- **The task**
Answer with one number: how many lines have "Here".

- **Recorded information**
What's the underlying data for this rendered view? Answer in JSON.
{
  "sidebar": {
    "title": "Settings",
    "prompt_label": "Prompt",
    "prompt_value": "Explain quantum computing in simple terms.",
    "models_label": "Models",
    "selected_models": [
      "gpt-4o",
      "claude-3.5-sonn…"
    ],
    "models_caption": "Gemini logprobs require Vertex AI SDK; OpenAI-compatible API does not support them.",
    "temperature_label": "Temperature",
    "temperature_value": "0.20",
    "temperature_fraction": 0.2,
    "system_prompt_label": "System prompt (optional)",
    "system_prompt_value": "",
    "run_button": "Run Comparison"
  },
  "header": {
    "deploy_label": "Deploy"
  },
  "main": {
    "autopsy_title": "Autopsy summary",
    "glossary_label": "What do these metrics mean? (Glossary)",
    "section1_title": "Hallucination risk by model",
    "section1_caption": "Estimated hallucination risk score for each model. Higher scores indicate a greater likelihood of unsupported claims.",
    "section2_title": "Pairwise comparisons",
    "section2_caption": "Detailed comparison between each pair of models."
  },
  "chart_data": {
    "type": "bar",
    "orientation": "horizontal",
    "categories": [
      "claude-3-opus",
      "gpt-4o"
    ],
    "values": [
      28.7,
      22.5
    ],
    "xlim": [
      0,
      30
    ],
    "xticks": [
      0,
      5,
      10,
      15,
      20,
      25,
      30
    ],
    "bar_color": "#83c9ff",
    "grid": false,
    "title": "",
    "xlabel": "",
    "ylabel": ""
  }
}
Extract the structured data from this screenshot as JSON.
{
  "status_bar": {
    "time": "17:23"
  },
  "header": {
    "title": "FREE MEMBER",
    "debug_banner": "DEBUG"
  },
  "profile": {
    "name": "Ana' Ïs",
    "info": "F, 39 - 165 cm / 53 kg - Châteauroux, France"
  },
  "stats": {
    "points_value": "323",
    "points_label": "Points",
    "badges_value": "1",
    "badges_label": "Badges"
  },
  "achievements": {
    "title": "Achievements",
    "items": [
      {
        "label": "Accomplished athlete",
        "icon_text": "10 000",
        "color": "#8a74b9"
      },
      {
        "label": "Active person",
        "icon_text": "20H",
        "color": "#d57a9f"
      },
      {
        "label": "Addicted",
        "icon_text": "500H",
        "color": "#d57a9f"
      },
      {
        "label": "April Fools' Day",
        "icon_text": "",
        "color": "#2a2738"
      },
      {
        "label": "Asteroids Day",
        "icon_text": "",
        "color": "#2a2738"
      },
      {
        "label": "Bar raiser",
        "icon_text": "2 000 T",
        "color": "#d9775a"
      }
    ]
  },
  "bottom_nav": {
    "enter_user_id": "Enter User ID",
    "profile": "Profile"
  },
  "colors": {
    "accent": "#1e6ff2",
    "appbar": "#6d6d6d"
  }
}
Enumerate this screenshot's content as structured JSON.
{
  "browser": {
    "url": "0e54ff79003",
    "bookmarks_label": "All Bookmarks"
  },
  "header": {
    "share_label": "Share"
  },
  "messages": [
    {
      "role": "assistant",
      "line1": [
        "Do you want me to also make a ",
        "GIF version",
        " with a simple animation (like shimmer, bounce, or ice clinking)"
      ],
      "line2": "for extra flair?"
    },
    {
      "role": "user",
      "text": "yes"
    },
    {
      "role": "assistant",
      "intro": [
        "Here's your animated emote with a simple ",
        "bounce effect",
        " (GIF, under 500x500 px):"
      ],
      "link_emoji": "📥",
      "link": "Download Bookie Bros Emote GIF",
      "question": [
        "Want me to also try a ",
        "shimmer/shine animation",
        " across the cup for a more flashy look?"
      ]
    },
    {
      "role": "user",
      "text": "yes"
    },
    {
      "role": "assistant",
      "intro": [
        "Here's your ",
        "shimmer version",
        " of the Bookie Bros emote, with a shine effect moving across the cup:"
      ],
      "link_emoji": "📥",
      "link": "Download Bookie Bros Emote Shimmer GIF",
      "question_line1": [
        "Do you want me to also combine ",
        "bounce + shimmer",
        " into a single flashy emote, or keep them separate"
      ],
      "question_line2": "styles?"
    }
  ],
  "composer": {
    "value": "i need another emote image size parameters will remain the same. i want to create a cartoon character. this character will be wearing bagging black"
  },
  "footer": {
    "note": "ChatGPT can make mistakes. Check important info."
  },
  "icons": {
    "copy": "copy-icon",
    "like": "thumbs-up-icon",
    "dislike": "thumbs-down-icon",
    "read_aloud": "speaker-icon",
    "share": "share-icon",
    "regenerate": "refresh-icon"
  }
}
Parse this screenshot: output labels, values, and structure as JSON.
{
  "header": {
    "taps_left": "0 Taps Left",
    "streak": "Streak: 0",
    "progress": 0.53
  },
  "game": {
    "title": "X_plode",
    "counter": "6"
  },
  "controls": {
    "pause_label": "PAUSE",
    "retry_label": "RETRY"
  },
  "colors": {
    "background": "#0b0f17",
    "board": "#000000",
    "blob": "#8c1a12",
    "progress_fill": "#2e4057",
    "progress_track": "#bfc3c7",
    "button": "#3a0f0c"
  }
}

- **Task answer**
2